begin RAW RECORDS

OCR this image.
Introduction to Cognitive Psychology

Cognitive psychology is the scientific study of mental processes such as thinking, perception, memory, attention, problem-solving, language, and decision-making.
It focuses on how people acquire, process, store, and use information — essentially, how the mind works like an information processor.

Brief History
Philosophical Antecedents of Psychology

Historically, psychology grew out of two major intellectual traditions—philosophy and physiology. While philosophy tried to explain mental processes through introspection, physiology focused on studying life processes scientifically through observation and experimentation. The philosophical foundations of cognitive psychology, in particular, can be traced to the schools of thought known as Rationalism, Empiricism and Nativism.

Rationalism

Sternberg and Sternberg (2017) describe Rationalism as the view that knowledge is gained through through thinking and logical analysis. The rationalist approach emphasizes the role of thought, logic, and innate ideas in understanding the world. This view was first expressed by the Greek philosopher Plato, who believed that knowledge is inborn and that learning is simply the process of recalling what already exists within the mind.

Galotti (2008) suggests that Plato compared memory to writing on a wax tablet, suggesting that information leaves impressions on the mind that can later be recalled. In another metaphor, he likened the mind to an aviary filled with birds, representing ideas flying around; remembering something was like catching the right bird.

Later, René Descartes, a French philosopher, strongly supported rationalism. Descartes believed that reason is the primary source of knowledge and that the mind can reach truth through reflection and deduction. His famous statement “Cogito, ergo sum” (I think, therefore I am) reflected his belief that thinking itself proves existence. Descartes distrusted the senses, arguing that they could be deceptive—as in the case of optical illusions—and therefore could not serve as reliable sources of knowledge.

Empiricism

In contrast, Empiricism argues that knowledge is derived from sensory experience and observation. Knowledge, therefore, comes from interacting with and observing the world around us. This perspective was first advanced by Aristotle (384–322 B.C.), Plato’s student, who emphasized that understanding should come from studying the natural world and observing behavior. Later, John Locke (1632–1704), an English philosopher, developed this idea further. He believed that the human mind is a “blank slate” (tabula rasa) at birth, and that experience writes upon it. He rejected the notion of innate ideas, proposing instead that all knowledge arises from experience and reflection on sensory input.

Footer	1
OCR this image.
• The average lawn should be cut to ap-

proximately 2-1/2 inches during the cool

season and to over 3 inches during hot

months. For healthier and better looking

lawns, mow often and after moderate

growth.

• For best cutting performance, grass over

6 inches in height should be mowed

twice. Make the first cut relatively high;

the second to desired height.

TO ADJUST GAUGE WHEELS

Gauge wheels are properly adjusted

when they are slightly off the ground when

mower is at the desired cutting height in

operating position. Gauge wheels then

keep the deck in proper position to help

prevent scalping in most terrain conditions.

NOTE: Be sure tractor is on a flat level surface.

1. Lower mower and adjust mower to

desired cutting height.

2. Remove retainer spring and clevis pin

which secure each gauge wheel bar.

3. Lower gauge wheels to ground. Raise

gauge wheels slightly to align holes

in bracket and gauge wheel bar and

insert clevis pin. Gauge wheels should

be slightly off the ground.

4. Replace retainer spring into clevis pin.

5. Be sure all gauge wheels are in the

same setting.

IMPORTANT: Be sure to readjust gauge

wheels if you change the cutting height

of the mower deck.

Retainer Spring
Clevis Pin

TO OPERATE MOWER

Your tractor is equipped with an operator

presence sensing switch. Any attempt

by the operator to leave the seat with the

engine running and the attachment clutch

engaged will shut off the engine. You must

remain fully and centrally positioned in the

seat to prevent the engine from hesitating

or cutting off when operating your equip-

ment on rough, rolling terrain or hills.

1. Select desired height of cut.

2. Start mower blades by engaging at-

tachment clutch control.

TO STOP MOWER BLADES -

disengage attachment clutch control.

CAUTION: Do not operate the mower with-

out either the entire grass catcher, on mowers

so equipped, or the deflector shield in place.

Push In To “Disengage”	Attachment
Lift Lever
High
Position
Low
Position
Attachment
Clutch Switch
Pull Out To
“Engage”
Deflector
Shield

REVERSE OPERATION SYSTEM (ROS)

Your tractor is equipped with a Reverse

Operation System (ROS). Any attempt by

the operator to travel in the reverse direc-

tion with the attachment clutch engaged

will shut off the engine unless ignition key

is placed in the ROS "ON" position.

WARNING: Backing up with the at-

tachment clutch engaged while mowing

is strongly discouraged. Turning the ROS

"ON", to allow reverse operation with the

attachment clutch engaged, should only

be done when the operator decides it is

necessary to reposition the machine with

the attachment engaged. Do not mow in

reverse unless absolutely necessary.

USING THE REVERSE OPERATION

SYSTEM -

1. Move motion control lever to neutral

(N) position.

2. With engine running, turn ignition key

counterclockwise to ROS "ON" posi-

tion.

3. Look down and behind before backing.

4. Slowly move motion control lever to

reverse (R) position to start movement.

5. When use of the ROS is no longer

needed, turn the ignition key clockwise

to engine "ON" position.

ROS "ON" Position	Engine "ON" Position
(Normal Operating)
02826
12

end RAW RECORDS

# WRITTEN EXERCISE:
The required answer is a single number: the count of lines in the entries that hold the string "during".

# WORKED SOLUTION:
2